Set exercise: Copy all the material that follows, keeping every character the same.

══════════════════════════════

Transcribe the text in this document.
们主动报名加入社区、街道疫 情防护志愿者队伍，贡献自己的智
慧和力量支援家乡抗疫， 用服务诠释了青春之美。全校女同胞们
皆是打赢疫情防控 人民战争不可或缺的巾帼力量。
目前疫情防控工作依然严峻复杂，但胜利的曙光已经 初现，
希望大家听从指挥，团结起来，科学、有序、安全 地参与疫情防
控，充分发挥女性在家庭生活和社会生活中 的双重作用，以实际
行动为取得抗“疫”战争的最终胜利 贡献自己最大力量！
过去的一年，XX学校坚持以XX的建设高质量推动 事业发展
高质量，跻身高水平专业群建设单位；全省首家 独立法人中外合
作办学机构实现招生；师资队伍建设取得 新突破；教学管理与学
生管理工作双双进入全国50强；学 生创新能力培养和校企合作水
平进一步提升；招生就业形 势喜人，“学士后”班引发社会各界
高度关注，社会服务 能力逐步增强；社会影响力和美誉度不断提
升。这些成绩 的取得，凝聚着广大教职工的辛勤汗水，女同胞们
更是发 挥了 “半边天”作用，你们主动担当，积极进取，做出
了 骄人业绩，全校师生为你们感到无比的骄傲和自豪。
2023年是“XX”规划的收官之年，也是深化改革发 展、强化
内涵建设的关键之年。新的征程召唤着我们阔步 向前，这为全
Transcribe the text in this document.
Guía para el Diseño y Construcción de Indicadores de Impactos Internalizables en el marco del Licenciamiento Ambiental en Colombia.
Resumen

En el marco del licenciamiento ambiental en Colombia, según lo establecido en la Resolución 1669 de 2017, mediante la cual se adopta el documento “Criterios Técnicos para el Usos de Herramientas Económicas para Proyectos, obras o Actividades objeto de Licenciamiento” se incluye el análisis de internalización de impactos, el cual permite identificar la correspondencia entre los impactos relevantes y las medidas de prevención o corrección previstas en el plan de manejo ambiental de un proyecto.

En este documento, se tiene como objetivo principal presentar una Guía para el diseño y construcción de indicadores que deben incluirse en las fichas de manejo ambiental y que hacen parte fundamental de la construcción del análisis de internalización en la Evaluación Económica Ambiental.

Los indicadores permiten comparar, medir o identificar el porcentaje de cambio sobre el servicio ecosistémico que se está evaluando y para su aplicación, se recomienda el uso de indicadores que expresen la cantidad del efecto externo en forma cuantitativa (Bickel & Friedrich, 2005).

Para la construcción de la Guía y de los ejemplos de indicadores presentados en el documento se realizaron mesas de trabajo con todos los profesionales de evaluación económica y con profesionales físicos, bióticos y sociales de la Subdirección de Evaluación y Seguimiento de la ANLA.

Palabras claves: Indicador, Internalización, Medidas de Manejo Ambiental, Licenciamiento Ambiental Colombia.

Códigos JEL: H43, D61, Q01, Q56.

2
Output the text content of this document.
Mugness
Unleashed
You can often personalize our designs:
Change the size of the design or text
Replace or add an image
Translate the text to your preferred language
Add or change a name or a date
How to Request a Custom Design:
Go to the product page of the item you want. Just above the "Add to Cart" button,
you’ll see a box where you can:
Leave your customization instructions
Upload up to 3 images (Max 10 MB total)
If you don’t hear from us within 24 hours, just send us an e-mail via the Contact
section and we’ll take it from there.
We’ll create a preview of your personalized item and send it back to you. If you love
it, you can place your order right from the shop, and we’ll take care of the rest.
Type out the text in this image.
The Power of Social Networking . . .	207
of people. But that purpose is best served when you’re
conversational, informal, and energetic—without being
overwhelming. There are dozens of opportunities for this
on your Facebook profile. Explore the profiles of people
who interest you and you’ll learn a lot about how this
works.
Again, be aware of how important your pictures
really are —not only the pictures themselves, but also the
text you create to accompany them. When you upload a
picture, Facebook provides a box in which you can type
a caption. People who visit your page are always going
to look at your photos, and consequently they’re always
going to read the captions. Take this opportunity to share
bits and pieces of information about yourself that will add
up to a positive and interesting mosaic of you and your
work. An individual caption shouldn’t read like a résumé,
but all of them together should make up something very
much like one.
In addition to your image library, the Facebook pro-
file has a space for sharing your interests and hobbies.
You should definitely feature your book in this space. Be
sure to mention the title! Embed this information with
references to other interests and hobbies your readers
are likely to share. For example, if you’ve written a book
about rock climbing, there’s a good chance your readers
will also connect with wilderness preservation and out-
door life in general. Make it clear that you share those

══════════════════════════════

Solution to this exercise:
Transcribe the text in this document.
们主动报名加入社区、街道疫 情防护志愿者队伍，贡献自己的智
慧和力量支援家乡抗疫， 用服务诠释了青春之美。全校女同胞们
皆是打赢疫情防控 人民战争不可或缺的巾帼力量。
目前疫情防控工作依然严峻复杂，但胜利的曙光已经 初现，
希望大家听从指挥，团结起来，科学、有序、安全 地参与疫情防
控，充分发挥女性在家庭生活和社会生活中 的双重作用，以实际
行动为取得抗“疫”战争的最终胜利 贡献自己最大力量！
过去的一年，XX学校坚持以XX的建设高质量推动 事业发展
高质量，跻身高水平专业群建设单位；全省首家 独立法人中外合
作办学机构实现招生；师资队伍建设取得 新突破；教学管理与学
生管理工作双双进入全国50强；学 生创新能力培养和校企合作水
平进一步提升；招生就业形 势喜人，“学士后”班引发社会各界
高度关注，社会服务 能力逐步增强；社会影响力和美誉度不断提
升。这些成绩 的取得，凝聚着广大教职工的辛勤汗水，女同胞们
更是发 挥了 “半边天”作用，你们主动担当，积极进取，做出
了 骄人业绩，全校师生为你们感到无比的骄傲和自豪。
2023年是“XX”规划的收官之年，也是深化改革发 展、强化
内涵建设的关键之年。新的征程召唤着我们阔步 向前，这为全
Transcribe the text in this document.
Guía para el Diseño y Construcción de Indicadores de Impactos Internalizables en el marco del Licenciamiento Ambiental en Colombia.
Resumen

En el marco del licenciamiento ambiental en Colombia, según lo establecido en la Resolución 1669 de 2017, mediante la cual se adopta el documento “Criterios Técnicos para el Usos de Herramientas Económicas para Proyectos, obras o Actividades objeto de Licenciamiento” se incluye el análisis de internalización de impactos, el cual permite identificar la correspondencia entre los impactos relevantes y las medidas de prevención o corrección previstas en el plan de manejo ambiental de un proyecto.

En este documento, se tiene como objetivo principal presentar una Guía para el diseño y construcción de indicadores que deben incluirse en las fichas de manejo ambiental y que hacen parte fundamental de la construcción del análisis de internalización en la Evaluación Económica Ambiental.

Los indicadores permiten comparar, medir o identificar el porcentaje de cambio sobre el servicio ecosistémico que se está evaluando y para su aplicación, se recomienda el uso de indicadores que expresen la cantidad del efecto externo en forma cuantitativa (Bickel & Friedrich, 2005).

Para la construcción de la Guía y de los ejemplos de indicadores presentados en el documento se realizaron mesas de trabajo con todos los profesionales de evaluación económica y con profesionales físicos, bióticos y sociales de la Subdirección de Evaluación y Seguimiento de la ANLA.

Palabras claves: Indicador, Internalización, Medidas de Manejo Ambiental, Licenciamiento Ambiental Colombia.

Códigos JEL: H43, D61, Q01, Q56.

2
Output the text content of this document.
Mugness
Unleashed
You can often personalize our designs:
Change the size of the design or text
Replace or add an image
Translate the text to your preferred language
Add or change a name or a date
How to Request a Custom Design:
Go to the product page of the item you want. Just above the "Add to Cart" button,
you’ll see a box where you can:
Leave your customization instructions
Upload up to 3 images (Max 10 MB total)
If you don’t hear from us within 24 hours, just send us an e-mail via the Contact
section and we’ll take it from there.
We’ll create a preview of your personalized item and send it back to you. If you love
it, you can place your order right from the shop, and we’ll take care of the rest.
Type out the text in this image.
The Power of Social Networking . . .	207
of people. But that purpose is best served when you’re
conversational, informal, and energetic—without being
overwhelming. There are dozens of opportunities for this
on your Facebook profile. Explore the profiles of people
who interest you and you’ll learn a lot about how this
works.
Again, be aware of how important your pictures
really are —not only the pictures themselves, but also the
text you create to accompany them. When you upload a
picture, Facebook provides a box in which you can type
a caption. People who visit your page are always going
to look at your photos, and consequently they’re always
going to read the captions. Take this opportunity to share
bits and pieces of information about yourself that will add
up to a positive and interesting mosaic of you and your
work. An individual caption shouldn’t read like a résumé,
but all of them together should make up something very
much like one.
In addition to your image library, the Facebook pro-
file has a space for sharing your interests and hobbies.
You should definitely feature your book in this space. Be
sure to mention the title! Embed this information with
references to other interests and hobbies your readers
are likely to share. For example, if you’ve written a book
about rock climbing, there’s a good chance your readers
will also connect with wilderness preservation and out-
door life in general. Make it clear that you share those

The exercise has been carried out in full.